* _WHAT NEEDS TO BE DONE_
Copy every line of the data below that contains the string "status".
_ _ _
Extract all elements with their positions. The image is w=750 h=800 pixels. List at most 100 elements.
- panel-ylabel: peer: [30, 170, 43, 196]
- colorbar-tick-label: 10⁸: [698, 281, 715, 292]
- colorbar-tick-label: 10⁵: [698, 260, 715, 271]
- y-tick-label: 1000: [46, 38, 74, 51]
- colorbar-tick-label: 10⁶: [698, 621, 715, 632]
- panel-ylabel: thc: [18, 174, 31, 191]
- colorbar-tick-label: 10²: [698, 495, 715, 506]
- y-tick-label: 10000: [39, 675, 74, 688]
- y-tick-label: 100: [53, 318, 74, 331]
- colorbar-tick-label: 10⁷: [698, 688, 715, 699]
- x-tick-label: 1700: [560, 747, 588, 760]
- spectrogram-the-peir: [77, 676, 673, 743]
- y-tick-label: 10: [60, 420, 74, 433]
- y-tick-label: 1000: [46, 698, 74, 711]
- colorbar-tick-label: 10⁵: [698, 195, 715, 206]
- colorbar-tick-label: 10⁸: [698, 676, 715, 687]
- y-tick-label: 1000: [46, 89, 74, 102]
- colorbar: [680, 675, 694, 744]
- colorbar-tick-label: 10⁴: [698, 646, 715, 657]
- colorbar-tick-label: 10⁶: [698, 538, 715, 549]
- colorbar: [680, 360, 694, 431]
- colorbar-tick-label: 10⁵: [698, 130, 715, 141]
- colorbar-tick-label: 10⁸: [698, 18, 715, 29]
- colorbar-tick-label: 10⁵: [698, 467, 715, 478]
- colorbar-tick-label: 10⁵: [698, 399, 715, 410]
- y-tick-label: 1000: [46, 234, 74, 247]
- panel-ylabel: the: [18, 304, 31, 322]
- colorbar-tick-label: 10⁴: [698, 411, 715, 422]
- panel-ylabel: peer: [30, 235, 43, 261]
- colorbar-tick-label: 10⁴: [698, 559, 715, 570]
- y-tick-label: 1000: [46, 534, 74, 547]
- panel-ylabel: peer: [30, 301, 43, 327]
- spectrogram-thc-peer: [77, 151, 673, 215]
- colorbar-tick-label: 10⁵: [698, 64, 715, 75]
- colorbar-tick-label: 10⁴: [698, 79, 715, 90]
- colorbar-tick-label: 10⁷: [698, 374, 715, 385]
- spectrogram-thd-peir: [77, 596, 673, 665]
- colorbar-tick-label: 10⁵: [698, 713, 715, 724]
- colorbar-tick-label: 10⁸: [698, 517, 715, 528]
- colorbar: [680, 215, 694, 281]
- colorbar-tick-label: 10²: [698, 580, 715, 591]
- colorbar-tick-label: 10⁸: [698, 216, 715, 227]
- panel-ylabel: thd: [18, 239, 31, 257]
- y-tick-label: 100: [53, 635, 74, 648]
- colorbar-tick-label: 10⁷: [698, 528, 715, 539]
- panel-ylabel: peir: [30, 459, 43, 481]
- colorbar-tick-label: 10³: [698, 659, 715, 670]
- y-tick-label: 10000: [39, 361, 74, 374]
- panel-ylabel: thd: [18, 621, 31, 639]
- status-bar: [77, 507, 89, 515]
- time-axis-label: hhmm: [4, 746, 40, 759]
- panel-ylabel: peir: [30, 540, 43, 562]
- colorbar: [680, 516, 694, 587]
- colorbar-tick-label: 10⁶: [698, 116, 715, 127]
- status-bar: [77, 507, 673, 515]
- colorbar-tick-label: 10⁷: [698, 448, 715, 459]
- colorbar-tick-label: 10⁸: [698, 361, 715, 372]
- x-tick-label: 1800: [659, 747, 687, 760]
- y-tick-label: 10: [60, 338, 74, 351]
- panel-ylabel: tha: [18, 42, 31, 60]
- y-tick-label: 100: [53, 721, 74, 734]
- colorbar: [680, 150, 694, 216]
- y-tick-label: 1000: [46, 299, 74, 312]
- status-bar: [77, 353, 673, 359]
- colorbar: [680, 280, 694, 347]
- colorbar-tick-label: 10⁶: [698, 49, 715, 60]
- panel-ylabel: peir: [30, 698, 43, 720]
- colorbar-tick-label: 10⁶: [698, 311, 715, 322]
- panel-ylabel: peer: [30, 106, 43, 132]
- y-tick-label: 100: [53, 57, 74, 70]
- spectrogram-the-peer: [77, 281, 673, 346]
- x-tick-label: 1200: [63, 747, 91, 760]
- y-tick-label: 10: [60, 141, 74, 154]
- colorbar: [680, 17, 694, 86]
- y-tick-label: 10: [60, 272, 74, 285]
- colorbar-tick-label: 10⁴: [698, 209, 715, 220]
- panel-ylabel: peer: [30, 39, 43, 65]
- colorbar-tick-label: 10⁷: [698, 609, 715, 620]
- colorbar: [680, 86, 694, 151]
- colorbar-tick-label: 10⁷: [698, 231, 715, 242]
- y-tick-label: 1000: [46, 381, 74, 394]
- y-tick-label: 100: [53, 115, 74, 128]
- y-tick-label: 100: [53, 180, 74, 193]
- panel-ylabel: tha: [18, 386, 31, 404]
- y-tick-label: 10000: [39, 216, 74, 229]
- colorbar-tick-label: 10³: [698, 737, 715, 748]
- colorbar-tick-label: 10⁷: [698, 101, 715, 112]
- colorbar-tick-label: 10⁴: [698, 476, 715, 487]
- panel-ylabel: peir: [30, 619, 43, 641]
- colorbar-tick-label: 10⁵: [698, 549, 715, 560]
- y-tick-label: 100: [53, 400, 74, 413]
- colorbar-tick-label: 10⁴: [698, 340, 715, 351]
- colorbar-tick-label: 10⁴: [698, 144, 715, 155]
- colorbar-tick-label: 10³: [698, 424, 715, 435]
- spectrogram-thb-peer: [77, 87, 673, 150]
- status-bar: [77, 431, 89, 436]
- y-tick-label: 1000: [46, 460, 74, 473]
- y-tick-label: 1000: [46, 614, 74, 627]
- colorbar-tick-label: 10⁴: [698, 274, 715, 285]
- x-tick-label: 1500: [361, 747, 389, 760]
_ _ _
* _COMPLETE RESPONSE_
- status-bar: [77, 507, 89, 515]
- status-bar: [77, 507, 673, 515]
- status-bar: [77, 353, 673, 359]
- status-bar: [77, 431, 89, 436]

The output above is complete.